▶ _Work instructions_
According to the passage on Brighton's extreme weather, how many people were buried when the snow came down on the Lewes cottages in December 1836?

▶ _Document passage_
_ _ _ _

Sixty years earlier, in July 1850, The Brighton Herald published a story about a violent storm that flooded Pool Valley with nearly six feet of water. Torrential rain swept down the narrow streets of the Old Town and, despite the best efforts of their occupants, many buildings were wrecked. According to the newspaper report, ‘The surface water poured into houses through the doors and windows, vainly closed to keep it out, while the drains beneath burst…and shot their contents like a jet into kitchens and cellars.’
Another extraordinary incident took place in the summer of 1929, when early evening bathers were overwhelmed by a tidal wave sweeping on to Brighton’s beaches. News reports describe ‘dull and heavy-looking clouds [that] crept over the sky,’ followed by a wave that ‘dashed with incredible speed over the sands.’ Deckchairs were swamped, boats capsized and swimmers were tossed around like corks bobbing on water. ‘The actual wave was bad enough,’ commented a boatman at the time, ‘but the backwash, which seemed to be boiling, was terrific. The whole beach roared, and this, mingled with the cries of terrified people, was heartrending.’
An Island in the Snow
Winter, of course, is when we expect severe weather conditions; it’s also when we often hope for a decent cold snap and a flurry of snow. What we tend to forget is just how destructive true winter weather can be. One of the greatest local tragedies occurred in December 1836, when Brighton and surrounding areas were covered with a thick blanket of snow. Strong winds formed deep drifts, one of which built up above a row of cottages in Lewes, at the edge of the Downs. Residents were urged to leave their homes because of the risk of avalanche, but some refused to do so. When the snow eventually came crashing down, 15 people were buried in their homes. Six were saved, five of them children, but the others either suffocated or were crushed to death.

_ _ _ _

▶ _Stored items in a collection_
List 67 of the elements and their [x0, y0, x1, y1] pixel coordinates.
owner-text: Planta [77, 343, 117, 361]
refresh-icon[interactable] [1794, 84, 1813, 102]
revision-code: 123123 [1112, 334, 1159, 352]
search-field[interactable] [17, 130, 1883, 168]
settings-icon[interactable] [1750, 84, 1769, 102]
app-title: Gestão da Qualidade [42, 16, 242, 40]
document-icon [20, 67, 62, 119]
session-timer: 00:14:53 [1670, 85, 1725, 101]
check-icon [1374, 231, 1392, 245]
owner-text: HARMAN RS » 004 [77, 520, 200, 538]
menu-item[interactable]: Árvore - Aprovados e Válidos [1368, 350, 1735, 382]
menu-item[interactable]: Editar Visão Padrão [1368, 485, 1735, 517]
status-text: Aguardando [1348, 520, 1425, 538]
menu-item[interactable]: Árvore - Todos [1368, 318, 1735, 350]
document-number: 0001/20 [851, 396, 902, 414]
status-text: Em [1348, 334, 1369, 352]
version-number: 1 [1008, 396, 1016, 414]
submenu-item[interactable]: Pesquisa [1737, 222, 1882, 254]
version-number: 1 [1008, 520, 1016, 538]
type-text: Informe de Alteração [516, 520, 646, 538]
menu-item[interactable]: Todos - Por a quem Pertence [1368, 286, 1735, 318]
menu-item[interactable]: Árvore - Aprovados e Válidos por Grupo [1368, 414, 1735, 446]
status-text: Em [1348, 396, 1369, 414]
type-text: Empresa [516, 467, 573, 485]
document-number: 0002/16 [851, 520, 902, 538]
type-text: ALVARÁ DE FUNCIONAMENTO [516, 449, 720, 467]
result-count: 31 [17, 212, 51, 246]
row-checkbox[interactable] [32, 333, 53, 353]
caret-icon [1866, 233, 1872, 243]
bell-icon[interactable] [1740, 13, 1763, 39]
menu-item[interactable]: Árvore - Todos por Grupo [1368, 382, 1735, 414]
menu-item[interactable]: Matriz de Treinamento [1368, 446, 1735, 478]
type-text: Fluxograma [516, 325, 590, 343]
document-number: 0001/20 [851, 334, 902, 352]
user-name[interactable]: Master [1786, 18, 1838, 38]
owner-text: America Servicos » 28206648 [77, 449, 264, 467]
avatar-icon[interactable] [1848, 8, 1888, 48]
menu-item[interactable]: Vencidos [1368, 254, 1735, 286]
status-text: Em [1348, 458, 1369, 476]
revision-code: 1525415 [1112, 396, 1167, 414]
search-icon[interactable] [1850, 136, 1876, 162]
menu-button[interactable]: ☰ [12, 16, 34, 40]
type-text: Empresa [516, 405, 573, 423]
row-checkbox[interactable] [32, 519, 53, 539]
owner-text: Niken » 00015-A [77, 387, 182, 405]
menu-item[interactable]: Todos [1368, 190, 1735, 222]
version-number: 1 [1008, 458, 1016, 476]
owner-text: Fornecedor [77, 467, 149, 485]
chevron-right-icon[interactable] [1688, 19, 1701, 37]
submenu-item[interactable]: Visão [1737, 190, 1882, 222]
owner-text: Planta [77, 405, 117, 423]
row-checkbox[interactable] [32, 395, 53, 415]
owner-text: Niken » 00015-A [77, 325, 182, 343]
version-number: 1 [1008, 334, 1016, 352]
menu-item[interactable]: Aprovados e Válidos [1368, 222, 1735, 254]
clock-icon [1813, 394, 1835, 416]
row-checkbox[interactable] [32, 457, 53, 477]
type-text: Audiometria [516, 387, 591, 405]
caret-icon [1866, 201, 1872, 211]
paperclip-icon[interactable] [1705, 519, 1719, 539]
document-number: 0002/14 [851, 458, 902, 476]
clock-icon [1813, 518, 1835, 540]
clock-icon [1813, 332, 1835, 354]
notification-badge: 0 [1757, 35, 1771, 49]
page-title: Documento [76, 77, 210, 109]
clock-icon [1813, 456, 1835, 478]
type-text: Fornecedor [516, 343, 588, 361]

_ _ _ _

▶ _Solved problem_
15 people were buried in their homes.